BEGIN Records to process

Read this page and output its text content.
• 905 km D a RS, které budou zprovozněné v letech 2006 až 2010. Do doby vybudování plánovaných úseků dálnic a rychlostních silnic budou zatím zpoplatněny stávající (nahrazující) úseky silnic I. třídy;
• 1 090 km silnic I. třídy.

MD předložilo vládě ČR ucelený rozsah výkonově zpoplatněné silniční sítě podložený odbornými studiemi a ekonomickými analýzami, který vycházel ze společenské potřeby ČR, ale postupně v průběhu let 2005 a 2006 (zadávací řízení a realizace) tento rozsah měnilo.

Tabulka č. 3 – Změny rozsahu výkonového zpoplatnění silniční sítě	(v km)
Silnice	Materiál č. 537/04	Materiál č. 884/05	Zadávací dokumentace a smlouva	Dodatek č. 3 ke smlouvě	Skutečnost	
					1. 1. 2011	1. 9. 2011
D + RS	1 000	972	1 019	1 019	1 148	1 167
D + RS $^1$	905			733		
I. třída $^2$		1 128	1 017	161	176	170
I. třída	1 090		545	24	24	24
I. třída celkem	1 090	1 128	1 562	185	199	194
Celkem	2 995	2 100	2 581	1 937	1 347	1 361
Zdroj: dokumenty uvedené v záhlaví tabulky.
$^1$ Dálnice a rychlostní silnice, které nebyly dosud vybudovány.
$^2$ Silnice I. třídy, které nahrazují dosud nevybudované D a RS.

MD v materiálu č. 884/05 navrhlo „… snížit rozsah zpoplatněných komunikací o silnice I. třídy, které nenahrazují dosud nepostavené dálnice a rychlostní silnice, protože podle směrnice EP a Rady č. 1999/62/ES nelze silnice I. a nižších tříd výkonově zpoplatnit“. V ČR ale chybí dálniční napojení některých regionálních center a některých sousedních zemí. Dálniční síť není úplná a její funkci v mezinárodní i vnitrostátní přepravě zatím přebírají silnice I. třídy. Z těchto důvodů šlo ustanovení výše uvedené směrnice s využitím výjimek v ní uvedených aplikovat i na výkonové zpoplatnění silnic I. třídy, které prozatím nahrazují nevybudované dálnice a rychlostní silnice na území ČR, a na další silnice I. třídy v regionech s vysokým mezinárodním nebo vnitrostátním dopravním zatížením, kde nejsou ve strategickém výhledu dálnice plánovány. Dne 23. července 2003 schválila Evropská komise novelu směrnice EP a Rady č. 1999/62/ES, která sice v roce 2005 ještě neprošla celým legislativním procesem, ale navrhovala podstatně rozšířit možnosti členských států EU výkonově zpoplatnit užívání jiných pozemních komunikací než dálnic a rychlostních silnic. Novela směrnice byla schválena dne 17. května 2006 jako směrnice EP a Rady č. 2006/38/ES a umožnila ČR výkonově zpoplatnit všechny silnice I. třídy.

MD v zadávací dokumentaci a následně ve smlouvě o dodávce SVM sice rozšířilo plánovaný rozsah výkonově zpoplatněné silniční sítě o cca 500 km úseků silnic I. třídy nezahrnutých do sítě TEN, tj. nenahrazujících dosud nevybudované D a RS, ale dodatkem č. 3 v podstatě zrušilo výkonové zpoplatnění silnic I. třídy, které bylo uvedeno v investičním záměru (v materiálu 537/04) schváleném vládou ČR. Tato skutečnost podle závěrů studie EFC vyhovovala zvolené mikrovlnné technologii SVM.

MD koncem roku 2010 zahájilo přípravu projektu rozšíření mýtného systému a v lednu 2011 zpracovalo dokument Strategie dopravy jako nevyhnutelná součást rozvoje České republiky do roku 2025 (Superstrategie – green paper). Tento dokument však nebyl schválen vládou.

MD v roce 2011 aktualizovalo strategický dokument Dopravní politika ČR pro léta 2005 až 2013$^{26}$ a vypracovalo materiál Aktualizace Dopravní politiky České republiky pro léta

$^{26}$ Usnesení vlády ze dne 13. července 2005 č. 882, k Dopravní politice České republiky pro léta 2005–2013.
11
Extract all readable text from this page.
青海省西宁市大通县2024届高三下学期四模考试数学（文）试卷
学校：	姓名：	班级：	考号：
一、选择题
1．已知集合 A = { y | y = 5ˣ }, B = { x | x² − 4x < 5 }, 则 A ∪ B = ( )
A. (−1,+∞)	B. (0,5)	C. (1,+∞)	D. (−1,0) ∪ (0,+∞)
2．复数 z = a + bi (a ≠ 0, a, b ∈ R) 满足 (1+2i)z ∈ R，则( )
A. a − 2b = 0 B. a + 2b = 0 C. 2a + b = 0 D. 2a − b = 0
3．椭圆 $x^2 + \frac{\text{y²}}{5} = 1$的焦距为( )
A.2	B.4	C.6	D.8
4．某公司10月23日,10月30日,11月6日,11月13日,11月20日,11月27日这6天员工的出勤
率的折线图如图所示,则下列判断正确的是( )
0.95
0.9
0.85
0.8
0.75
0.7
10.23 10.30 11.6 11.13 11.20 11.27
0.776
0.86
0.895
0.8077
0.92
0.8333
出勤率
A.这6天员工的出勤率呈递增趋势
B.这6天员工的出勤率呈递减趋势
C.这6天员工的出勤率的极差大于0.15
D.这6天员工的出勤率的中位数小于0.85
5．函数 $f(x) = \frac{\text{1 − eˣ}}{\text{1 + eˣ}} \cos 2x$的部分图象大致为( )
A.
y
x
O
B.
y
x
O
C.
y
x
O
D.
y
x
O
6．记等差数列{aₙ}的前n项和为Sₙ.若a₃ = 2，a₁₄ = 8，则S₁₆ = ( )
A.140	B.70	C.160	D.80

END Records to process

§ Problem statement
Exactly as they are written, print the entries again.

§ Answer for the task
Read this page and output its text content.
• 905 km D a RS, které budou zprovozněné v letech 2006 až 2010. Do doby vybudování plánovaných úseků dálnic a rychlostních silnic budou zatím zpoplatněny stávající (nahrazující) úseky silnic I. třídy;
• 1 090 km silnic I. třídy.

MD předložilo vládě ČR ucelený rozsah výkonově zpoplatněné silniční sítě podložený odbornými studiemi a ekonomickými analýzami, který vycházel ze společenské potřeby ČR, ale postupně v průběhu let 2005 a 2006 (zadávací řízení a realizace) tento rozsah měnilo.

Tabulka č. 3 – Změny rozsahu výkonového zpoplatnění silniční sítě	(v km)
Silnice	Materiál č. 537/04	Materiál č. 884/05	Zadávací dokumentace a smlouva	Dodatek č. 3 ke smlouvě	Skutečnost	
					1. 1. 2011	1. 9. 2011
D + RS	1 000	972	1 019	1 019	1 148	1 167
D + RS $^1$	905			733		
I. třída $^2$		1 128	1 017	161	176	170
I. třída	1 090		545	24	24	24
I. třída celkem	1 090	1 128	1 562	185	199	194
Celkem	2 995	2 100	2 581	1 937	1 347	1 361
Zdroj: dokumenty uvedené v záhlaví tabulky.
$^1$ Dálnice a rychlostní silnice, které nebyly dosud vybudovány.
$^2$ Silnice I. třídy, které nahrazují dosud nevybudované D a RS.

MD v materiálu č. 884/05 navrhlo „… snížit rozsah zpoplatněných komunikací o silnice I. třídy, které nenahrazují dosud nepostavené dálnice a rychlostní silnice, protože podle směrnice EP a Rady č. 1999/62/ES nelze silnice I. a nižších tříd výkonově zpoplatnit“. V ČR ale chybí dálniční napojení některých regionálních center a některých sousedních zemí. Dálniční síť není úplná a její funkci v mezinárodní i vnitrostátní přepravě zatím přebírají silnice I. třídy. Z těchto důvodů šlo ustanovení výše uvedené směrnice s využitím výjimek v ní uvedených aplikovat i na výkonové zpoplatnění silnic I. třídy, které prozatím nahrazují nevybudované dálnice a rychlostní silnice na území ČR, a na další silnice I. třídy v regionech s vysokým mezinárodním nebo vnitrostátním dopravním zatížením, kde nejsou ve strategickém výhledu dálnice plánovány. Dne 23. července 2003 schválila Evropská komise novelu směrnice EP a Rady č. 1999/62/ES, která sice v roce 2005 ještě neprošla celým legislativním procesem, ale navrhovala podstatně rozšířit možnosti členských států EU výkonově zpoplatnit užívání jiných pozemních komunikací než dálnic a rychlostních silnic. Novela směrnice byla schválena dne 17. května 2006 jako směrnice EP a Rady č. 2006/38/ES a umožnila ČR výkonově zpoplatnit všechny silnice I. třídy.

MD v zadávací dokumentaci a následně ve smlouvě o dodávce SVM sice rozšířilo plánovaný rozsah výkonově zpoplatněné silniční sítě o cca 500 km úseků silnic I. třídy nezahrnutých do sítě TEN, tj. nenahrazujících dosud nevybudované D a RS, ale dodatkem č. 3 v podstatě zrušilo výkonové zpoplatnění silnic I. třídy, které bylo uvedeno v investičním záměru (v materiálu 537/04) schváleném vládou ČR. Tato skutečnost podle závěrů studie EFC vyhovovala zvolené mikrovlnné technologii SVM.

MD koncem roku 2010 zahájilo přípravu projektu rozšíření mýtného systému a v lednu 2011 zpracovalo dokument Strategie dopravy jako nevyhnutelná součást rozvoje České republiky do roku 2025 (Superstrategie – green paper). Tento dokument však nebyl schválen vládou.

MD v roce 2011 aktualizovalo strategický dokument Dopravní politika ČR pro léta 2005 až 2013$^{26}$ a vypracovalo materiál Aktualizace Dopravní politiky České republiky pro léta

$^{26}$ Usnesení vlády ze dne 13. července 2005 č. 882, k Dopravní politice České republiky pro léta 2005–2013.
11
Extract all readable text from this page.
青海省西宁市大通县2024届高三下学期四模考试数学（文）试卷
学校：	姓名：	班级：	考号：
一、选择题
1．已知集合 A = { y | y = 5ˣ }, B = { x | x² − 4x < 5 }, 则 A ∪ B = ( )
A. (−1,+∞)	B. (0,5)	C. (1,+∞)	D. (−1,0) ∪ (0,+∞)
2．复数 z = a + bi (a ≠ 0, a, b ∈ R) 满足 (1+2i)z ∈ R，则( )
A. a − 2b = 0 B. a + 2b = 0 C. 2a + b = 0 D. 2a − b = 0
3．椭圆 $x^2 + \frac{\text{y²}}{5} = 1$的焦距为( )
A.2	B.4	C.6	D.8
4．某公司10月23日,10月30日,11月6日,11月13日,11月20日,11月27日这6天员工的出勤
率的折线图如图所示,则下列判断正确的是( )
0.95
0.9
0.85
0.8
0.75
0.7
10.23 10.30 11.6 11.13 11.20 11.27
0.776
0.86
0.895
0.8077
0.92
0.8333
出勤率
A.这6天员工的出勤率呈递增趋势
B.这6天员工的出勤率呈递减趋势
C.这6天员工的出勤率的极差大于0.15
D.这6天员工的出勤率的中位数小于0.85
5．函数 $f(x) = \frac{\text{1 − eˣ}}{\text{1 + eˣ}} \cos 2x$的部分图象大致为( )
A.
y
x
O
B.
y
x
O
C.
y
x
O
D.
y
x
O
6．记等差数列{aₙ}的前n项和为Sₙ.若a₃ = 2，a₁₄ = 8，则S₁₆ = ( )
A.140	B.70	C.160	D.80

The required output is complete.